*EXERCISE OBJECTIVE:* Write out all of the entries exactly, please.

*Collected data:*
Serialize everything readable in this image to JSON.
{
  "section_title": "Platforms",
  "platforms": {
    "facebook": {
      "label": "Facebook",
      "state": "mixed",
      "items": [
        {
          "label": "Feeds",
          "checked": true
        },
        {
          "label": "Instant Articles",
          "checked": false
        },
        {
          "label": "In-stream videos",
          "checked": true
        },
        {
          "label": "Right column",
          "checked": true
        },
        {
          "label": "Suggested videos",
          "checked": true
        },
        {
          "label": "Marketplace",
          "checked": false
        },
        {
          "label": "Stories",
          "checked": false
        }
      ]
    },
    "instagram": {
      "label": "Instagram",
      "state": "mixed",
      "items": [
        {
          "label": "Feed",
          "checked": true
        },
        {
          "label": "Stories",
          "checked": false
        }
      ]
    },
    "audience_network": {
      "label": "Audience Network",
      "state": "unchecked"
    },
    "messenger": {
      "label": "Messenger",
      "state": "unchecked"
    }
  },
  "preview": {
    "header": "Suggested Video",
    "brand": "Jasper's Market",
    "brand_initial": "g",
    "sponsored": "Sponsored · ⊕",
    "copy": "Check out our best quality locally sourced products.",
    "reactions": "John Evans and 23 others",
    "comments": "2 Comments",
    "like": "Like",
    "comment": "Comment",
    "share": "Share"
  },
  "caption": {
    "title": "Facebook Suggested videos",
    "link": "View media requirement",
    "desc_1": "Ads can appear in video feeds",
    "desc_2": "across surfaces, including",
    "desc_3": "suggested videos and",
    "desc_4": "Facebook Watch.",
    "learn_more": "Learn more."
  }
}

*SOLUTION TO THE EXERCISE:*
Serialize everything readable in this image to JSON.
{
  "section_title": "Platforms",
  "platforms": {
    "facebook": {
      "label": "Facebook",
      "state": "mixed",
      "items": [
        {
          "label": "Feeds",
          "checked": true
        },
        {
          "label": "Instant Articles",
          "checked": false
        },
        {
          "label": "In-stream videos",
          "checked": true
        },
        {
          "label": "Right column",
          "checked": true
        },
        {
          "label": "Suggested videos",
          "checked": true
        },
        {
          "label": "Marketplace",
          "checked": false
        },
        {
          "label": "Stories",
          "checked": false
        }
      ]
    },
    "instagram": {
      "label": "Instagram",
      "state": "mixed",
      "items": [
        {
          "label": "Feed",
          "checked": true
        },
        {
          "label": "Stories",
          "checked": false
        }
      ]
    },
    "audience_network": {
      "label": "Audience Network",
      "state": "unchecked"
    },
    "messenger": {
      "label": "Messenger",
      "state": "unchecked"
    }
  },
  "preview": {
    "header": "Suggested Video",
    "brand": "Jasper's Market",
    "brand_initial": "g",
    "sponsored": "Sponsored · ⊕",
    "copy": "Check out our best quality locally sourced products.",
    "reactions": "John Evans and 23 others",
    "comments": "2 Comments",
    "like": "Like",
    "comment": "Comment",
    "share": "Share"
  },
  "caption": {
    "title": "Facebook Suggested videos",
    "link": "View media requirement",
    "desc_1": "Ads can appear in video feeds",
    "desc_2": "across surfaces, including",
    "desc_3": "suggested videos and",
    "desc_4": "Facebook Watch.",
    "learn_more": "Learn more."
  }
}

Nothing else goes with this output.